- WRITTEN INSTRUCTION
Select all lines with the string "如果分子间作用力表现为引力" in them, and copy those lines.

- MATERIAL SUPPLIED

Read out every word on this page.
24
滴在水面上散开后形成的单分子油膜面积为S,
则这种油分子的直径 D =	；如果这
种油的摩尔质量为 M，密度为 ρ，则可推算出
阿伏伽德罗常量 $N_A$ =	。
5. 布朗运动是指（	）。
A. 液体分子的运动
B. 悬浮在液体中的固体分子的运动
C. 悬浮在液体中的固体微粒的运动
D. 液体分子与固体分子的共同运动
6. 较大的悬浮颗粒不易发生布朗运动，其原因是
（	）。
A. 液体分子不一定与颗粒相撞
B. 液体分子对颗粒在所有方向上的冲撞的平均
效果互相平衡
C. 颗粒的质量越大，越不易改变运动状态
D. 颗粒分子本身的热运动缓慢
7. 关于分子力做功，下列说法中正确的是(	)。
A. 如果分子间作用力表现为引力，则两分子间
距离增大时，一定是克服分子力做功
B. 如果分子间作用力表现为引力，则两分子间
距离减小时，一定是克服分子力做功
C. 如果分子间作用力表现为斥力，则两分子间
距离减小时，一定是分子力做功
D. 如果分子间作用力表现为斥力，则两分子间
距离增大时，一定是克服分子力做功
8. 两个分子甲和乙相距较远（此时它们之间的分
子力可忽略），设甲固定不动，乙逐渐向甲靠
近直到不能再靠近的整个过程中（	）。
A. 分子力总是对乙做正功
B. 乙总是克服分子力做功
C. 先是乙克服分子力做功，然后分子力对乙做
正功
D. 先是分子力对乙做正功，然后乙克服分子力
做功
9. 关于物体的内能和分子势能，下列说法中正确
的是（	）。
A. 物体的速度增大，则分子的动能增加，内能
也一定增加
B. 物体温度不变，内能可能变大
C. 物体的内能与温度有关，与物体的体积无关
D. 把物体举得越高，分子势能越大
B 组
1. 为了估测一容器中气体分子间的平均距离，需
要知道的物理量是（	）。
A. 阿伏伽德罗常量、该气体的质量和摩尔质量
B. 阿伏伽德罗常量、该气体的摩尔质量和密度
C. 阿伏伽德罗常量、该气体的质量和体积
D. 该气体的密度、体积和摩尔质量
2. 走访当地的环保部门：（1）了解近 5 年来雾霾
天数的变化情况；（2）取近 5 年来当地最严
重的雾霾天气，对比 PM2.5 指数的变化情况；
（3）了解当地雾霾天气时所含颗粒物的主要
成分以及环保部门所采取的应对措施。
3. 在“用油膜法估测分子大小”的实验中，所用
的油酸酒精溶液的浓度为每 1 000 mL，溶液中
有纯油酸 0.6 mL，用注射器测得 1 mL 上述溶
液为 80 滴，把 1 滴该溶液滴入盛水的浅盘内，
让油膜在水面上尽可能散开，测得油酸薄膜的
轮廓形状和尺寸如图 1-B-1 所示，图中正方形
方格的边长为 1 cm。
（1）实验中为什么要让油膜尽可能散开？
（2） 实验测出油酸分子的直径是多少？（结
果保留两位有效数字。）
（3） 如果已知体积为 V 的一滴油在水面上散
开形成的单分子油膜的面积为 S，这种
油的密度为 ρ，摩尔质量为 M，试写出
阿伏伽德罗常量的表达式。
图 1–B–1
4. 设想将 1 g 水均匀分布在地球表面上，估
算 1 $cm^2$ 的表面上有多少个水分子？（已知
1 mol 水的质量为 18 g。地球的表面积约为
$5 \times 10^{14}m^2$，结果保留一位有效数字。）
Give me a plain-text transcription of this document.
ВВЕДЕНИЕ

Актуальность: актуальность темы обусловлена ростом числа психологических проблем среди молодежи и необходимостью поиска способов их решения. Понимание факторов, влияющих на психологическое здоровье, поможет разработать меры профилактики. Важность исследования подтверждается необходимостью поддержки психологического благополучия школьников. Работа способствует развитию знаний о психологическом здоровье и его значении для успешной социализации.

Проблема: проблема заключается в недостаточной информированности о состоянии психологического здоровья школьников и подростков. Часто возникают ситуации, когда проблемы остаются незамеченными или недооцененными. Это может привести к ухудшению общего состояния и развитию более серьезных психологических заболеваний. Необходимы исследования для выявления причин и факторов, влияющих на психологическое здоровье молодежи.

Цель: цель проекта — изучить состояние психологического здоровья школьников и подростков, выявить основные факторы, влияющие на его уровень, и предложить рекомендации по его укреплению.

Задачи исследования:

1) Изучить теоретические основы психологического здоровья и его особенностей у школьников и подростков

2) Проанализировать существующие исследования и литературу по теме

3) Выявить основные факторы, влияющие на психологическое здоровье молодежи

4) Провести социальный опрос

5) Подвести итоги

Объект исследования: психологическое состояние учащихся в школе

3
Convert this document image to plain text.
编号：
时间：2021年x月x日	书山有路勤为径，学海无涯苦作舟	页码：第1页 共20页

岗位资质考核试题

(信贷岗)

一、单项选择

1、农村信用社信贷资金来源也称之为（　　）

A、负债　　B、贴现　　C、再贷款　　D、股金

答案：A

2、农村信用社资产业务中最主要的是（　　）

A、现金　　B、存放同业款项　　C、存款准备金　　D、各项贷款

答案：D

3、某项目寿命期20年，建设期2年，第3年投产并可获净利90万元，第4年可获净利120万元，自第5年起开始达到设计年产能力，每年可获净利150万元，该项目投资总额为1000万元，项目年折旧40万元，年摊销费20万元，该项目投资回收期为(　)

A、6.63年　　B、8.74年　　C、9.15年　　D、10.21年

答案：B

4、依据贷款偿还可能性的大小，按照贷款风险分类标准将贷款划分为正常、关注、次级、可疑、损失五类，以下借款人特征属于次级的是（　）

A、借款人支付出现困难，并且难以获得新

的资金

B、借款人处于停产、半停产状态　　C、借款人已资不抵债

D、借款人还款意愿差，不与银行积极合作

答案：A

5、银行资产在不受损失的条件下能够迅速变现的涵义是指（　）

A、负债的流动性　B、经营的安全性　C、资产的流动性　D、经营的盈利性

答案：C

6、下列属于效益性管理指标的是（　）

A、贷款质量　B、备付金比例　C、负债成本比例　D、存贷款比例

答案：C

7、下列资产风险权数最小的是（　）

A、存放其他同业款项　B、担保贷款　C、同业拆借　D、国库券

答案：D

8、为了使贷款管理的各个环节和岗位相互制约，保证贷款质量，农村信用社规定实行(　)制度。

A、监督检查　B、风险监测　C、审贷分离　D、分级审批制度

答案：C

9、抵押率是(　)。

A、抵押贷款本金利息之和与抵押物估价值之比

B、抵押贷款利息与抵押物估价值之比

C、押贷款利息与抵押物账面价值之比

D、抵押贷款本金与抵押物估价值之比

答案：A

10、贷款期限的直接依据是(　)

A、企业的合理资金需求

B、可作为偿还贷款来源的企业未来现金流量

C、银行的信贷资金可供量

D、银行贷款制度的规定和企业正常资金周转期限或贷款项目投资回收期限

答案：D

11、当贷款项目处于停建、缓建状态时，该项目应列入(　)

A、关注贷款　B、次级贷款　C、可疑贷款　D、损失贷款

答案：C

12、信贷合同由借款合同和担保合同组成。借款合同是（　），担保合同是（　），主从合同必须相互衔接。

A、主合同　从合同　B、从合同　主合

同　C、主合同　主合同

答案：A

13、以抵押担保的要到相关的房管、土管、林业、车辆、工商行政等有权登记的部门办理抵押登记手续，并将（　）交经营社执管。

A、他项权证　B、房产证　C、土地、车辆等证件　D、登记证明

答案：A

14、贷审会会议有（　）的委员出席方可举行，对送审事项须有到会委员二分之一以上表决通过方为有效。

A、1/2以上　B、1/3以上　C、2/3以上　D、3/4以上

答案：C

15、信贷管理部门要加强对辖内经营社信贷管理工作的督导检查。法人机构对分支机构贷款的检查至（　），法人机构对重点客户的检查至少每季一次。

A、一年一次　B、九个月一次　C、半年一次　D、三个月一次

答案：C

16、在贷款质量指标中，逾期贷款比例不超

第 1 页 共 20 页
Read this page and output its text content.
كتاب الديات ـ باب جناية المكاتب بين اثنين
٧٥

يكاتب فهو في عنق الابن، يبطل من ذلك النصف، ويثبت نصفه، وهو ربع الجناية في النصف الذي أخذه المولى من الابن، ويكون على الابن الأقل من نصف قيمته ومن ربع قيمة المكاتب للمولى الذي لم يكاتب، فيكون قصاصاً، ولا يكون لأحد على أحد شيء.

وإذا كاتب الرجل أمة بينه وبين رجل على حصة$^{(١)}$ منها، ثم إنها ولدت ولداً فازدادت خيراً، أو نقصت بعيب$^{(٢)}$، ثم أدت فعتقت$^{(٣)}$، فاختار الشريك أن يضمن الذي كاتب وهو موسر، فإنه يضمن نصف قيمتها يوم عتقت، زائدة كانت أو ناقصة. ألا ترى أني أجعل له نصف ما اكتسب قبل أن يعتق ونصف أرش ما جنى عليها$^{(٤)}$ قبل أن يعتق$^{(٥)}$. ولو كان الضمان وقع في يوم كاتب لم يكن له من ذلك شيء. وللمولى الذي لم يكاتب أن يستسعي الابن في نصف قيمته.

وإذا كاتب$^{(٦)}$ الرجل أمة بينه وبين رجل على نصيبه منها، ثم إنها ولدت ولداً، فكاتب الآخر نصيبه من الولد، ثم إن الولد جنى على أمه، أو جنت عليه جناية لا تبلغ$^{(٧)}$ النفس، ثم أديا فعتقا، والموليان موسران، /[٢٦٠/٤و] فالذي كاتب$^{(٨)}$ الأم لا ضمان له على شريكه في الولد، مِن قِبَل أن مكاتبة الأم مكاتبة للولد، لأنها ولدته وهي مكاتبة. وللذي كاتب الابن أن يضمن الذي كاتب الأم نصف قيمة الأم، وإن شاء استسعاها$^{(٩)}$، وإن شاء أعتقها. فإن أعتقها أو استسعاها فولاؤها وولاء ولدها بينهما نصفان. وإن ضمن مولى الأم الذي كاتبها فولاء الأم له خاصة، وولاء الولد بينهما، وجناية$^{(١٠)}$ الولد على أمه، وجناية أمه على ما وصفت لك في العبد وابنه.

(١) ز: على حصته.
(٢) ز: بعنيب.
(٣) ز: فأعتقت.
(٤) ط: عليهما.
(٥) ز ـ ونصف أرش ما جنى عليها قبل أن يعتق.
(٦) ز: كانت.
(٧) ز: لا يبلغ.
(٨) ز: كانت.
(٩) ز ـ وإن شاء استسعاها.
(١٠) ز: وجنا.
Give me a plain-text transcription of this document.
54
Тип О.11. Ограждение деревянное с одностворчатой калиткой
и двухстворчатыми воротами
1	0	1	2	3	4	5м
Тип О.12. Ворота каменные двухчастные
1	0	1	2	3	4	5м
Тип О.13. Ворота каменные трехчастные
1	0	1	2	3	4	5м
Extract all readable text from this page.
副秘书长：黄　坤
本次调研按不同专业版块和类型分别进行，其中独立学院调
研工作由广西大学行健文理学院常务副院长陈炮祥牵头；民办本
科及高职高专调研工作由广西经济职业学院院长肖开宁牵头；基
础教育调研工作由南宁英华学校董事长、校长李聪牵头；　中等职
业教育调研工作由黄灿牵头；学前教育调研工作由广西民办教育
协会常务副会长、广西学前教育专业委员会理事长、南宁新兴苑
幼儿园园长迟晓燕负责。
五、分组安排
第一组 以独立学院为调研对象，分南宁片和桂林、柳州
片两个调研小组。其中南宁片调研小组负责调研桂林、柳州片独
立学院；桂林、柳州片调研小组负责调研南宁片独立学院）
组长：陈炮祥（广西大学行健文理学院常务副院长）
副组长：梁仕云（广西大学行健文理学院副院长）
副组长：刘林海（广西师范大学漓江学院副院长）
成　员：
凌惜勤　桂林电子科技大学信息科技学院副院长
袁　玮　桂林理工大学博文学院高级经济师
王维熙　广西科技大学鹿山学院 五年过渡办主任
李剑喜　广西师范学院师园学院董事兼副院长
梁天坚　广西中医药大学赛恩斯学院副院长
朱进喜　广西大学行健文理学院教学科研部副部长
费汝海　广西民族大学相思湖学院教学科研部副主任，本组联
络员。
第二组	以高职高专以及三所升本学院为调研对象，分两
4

- SOLUTION FOR THIS TASK
A. 如果分子间作用力表现为引力，则两分子间
B. 如果分子间作用力表现为引力，则两分子间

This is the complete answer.